## GOAL
In the forum thread, which existing charges does post #42 list as already paying for roads?

## PASSAGE PROVIDED
★ ★ ★ ★ ★

Has Dublin high-end residential auction market died ?


#41

Many of those advocating property tax are advocating exactly that - a tax on provision of roads, local parks, street lighting, etc. This is best done with a site value tax, rather than on the value of the building on the land.


#42

There advocations are sadly misplaced.

Taxing a persons home is stealing away their ability to live in their private place as is a natural human need.
Tax on provision of roads is already being done (and misplaced to the Health Services and elsewhere) through motor tax, fuel tax, insurance levies, VRT, etc. People already are paying for their roads. Paying again is a double taxation.

I want to be clear here. Really, the site of a home (its curtilage) and the building of the home (the house or flat) should not be taxed in my view. This is fair to all people across the nation. Its a human need and should not be taxed.

Local parks are a very good idea and do require service and maintenance to be kept in good condition. So charge the visitors to those parks or provide revenue generating services that help pay for the value of the benefit of having visitable parks. Again, this is a trick of government of extracting funds from everyone to pay for something perhaps regularly used by a small few (most often dwellers of urban areas.

Property tax is the certification of big government gone made in Ireland.
Ireland has generally had bad governance. Now, it’s been formally qualified.

★ ★ ★ ★ ★

## LISTED ENTRIES
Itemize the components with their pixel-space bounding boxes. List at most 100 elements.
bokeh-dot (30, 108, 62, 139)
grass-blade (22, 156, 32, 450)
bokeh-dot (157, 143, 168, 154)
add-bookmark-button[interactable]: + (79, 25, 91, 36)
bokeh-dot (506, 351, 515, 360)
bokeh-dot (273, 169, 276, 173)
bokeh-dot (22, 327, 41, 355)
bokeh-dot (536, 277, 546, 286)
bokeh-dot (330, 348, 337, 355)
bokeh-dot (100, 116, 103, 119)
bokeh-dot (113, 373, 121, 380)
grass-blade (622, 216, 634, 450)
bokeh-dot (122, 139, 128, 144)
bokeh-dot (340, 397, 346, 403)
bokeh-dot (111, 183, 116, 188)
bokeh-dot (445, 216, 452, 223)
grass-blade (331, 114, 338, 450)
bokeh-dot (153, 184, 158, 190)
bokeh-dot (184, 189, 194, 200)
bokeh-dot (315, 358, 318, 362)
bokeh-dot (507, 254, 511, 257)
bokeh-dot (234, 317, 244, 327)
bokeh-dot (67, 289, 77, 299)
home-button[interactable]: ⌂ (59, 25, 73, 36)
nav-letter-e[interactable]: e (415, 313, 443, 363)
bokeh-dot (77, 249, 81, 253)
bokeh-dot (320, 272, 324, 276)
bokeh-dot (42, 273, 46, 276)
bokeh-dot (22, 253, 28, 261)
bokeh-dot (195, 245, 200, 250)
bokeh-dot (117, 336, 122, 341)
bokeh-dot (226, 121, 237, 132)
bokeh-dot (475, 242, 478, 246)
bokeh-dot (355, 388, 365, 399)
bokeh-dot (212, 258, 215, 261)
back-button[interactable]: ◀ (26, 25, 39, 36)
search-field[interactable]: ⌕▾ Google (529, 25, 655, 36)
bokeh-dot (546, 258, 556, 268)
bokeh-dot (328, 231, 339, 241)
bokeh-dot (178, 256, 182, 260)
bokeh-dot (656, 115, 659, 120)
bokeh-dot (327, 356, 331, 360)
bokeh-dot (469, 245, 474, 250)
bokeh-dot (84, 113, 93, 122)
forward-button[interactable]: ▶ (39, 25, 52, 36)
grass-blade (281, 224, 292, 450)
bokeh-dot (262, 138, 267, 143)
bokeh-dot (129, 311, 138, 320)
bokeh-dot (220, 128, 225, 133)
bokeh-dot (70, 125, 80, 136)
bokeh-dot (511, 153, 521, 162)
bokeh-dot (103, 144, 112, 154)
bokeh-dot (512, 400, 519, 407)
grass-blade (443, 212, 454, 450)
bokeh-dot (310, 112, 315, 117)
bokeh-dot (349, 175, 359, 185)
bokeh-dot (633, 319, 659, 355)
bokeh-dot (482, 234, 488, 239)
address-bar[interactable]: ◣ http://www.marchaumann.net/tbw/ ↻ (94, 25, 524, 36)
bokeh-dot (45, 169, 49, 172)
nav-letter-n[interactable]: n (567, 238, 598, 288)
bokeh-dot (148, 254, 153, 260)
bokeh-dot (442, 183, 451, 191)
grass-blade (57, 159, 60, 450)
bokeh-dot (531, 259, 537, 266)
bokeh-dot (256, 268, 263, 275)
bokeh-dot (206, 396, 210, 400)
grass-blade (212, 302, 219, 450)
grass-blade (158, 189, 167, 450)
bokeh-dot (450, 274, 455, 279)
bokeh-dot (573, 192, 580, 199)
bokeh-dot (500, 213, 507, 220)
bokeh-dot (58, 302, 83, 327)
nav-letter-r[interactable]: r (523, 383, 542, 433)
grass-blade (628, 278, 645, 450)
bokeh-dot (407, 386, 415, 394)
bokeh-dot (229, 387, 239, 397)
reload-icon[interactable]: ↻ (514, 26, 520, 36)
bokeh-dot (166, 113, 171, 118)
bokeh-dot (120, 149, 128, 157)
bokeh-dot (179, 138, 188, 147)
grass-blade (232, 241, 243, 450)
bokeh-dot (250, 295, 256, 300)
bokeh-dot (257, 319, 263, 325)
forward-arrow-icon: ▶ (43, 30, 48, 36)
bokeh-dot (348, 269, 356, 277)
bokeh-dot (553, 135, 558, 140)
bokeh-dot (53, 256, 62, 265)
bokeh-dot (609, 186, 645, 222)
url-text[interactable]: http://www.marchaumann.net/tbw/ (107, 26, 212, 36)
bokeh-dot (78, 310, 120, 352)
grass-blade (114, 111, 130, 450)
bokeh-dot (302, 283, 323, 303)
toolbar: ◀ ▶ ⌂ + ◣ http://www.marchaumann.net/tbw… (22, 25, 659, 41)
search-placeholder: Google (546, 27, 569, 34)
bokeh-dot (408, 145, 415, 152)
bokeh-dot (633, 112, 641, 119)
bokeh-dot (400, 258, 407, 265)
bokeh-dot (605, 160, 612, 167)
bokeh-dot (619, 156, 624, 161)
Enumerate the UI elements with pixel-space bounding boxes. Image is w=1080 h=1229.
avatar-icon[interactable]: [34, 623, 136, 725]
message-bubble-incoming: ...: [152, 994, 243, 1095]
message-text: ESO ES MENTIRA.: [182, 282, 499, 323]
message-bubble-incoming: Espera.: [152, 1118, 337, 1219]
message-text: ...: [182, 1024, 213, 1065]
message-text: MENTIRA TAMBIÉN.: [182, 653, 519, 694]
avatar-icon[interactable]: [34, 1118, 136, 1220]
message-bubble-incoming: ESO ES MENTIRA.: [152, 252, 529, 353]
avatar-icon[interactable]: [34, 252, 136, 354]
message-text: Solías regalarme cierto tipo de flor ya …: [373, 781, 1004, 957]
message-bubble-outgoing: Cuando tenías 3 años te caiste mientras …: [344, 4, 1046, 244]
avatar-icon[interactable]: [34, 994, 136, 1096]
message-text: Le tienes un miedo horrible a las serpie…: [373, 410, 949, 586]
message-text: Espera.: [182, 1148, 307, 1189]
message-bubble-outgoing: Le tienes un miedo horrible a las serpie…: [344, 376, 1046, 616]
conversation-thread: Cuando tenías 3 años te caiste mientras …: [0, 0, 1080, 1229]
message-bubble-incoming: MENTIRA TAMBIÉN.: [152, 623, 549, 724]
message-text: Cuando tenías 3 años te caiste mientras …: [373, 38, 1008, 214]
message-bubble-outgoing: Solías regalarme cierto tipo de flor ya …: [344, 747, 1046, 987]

★ ★ ★ ★ ★

## RESPONSE BELOW
Motor tax, fuel tax, insurance levies and VRT.